**Dataset rows about figures**:
** Start **

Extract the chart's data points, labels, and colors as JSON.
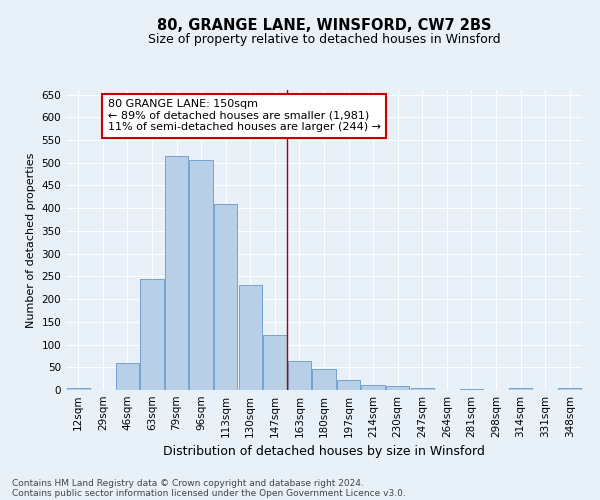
{
  "title": "80, GRANGE LANE, WINSFORD, CW7 2BS",
  "subtitle": "Size of property relative to detached houses in Winsford",
  "xlabel": "Distribution of detached houses by size in Winsford",
  "ylabel": "Number of detached properties",
  "categories": [
    "12sqm",
    "29sqm",
    "46sqm",
    "63sqm",
    "79sqm",
    "96sqm",
    "113sqm",
    "130sqm",
    "147sqm",
    "163sqm",
    "180sqm",
    "197sqm",
    "214sqm",
    "230sqm",
    "247sqm",
    "264sqm",
    "281sqm",
    "298sqm",
    "314sqm",
    "331sqm",
    "348sqm"
  ],
  "values": [
    4,
    0,
    60,
    245,
    515,
    505,
    410,
    230,
    120,
    63,
    47,
    22,
    10,
    8,
    5,
    0,
    2,
    0,
    5,
    0,
    5
  ],
  "bar_color": "#b8cfe8",
  "bar_edge_color": "#6699cc",
  "vline_x_index": 8.5,
  "vline_color": "#aa0000",
  "annotation_text": "80 GRANGE LANE: 150sqm\n← 89% of detached houses are smaller (1,981)\n11% of semi-detached houses are larger (244) →",
  "annotation_box_color": "#ffffff",
  "annotation_box_edge_color": "#cc0000",
  "ylim": [
    0,
    660
  ],
  "yticks": [
    0,
    50,
    100,
    150,
    200,
    250,
    300,
    350,
    400,
    450,
    500,
    550,
    600,
    650
  ],
  "footer1": "Contains HM Land Registry data © Crown copyright and database right 2024.",
  "footer2": "Contains public sector information licensed under the Open Government Licence v3.0.",
  "background_color": "#e8f0f8",
  "grid_color": "#ffffff",
  "title_fontsize": 10.5,
  "subtitle_fontsize": 9,
  "ylabel_fontsize": 8,
  "xlabel_fontsize": 9,
  "tick_fontsize": 7.5,
  "annotation_fontsize": 8,
  "footer_fontsize": 6.5
}
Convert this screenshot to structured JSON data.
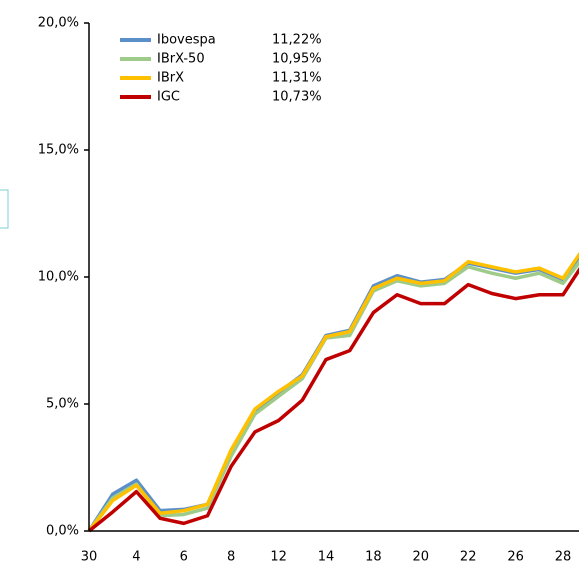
{
  "chart_data": {
    "type": "line",
    "categories": [
      "30",
      null,
      "4",
      null,
      "6",
      null,
      "8",
      null,
      "12",
      null,
      "14",
      null,
      "18",
      null,
      "20",
      null,
      "22",
      null,
      "26",
      null,
      "28",
      null
    ],
    "series": [
      {
        "name": "Ibovespa",
        "legend_label": "11,22%",
        "color": "#5b8fc9",
        "values": [
          0,
          1.45,
          2.0,
          0.8,
          0.85,
          1.05,
          3.1,
          4.75,
          5.45,
          6.15,
          7.7,
          7.9,
          9.65,
          10.05,
          9.8,
          9.9,
          10.55,
          10.35,
          10.15,
          10.3,
          9.9,
          11.22
        ]
      },
      {
        "name": "IBrX-50",
        "legend_label": "10,95%",
        "color": "#9fcb8a",
        "values": [
          0,
          1.3,
          1.85,
          0.6,
          0.65,
          0.9,
          2.95,
          4.6,
          5.3,
          6.0,
          7.6,
          7.7,
          9.45,
          9.85,
          9.65,
          9.75,
          10.4,
          10.15,
          9.95,
          10.15,
          9.75,
          10.95
        ]
      },
      {
        "name": "IBrX",
        "legend_label": "11,31%",
        "color": "#ffc000",
        "values": [
          0,
          1.2,
          1.8,
          0.7,
          0.8,
          1.05,
          3.2,
          4.8,
          5.5,
          6.1,
          7.65,
          7.85,
          9.55,
          9.95,
          9.75,
          9.85,
          10.6,
          10.4,
          10.2,
          10.35,
          9.95,
          11.31
        ]
      },
      {
        "name": "IGC",
        "legend_label": "10,73%",
        "color": "#c00000",
        "values": [
          0,
          0.75,
          1.55,
          0.5,
          0.3,
          0.6,
          2.55,
          3.9,
          4.35,
          5.15,
          6.75,
          7.1,
          8.6,
          9.3,
          8.95,
          8.95,
          9.7,
          9.35,
          9.15,
          9.3,
          9.3,
          10.73
        ]
      }
    ],
    "ylim": [
      0,
      20
    ],
    "yticks": [
      {
        "value": 0,
        "label": "0,0%"
      },
      {
        "value": 5,
        "label": "5,0%"
      },
      {
        "value": 10,
        "label": "10,0%"
      },
      {
        "value": 15,
        "label": "15,0%"
      },
      {
        "value": 20,
        "label": "20,0%"
      }
    ],
    "legend": "top-left"
  }
}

** End **

**Task description**: Reply with one number: the count of lines in the entries that include the word "name".

**Full response**: 4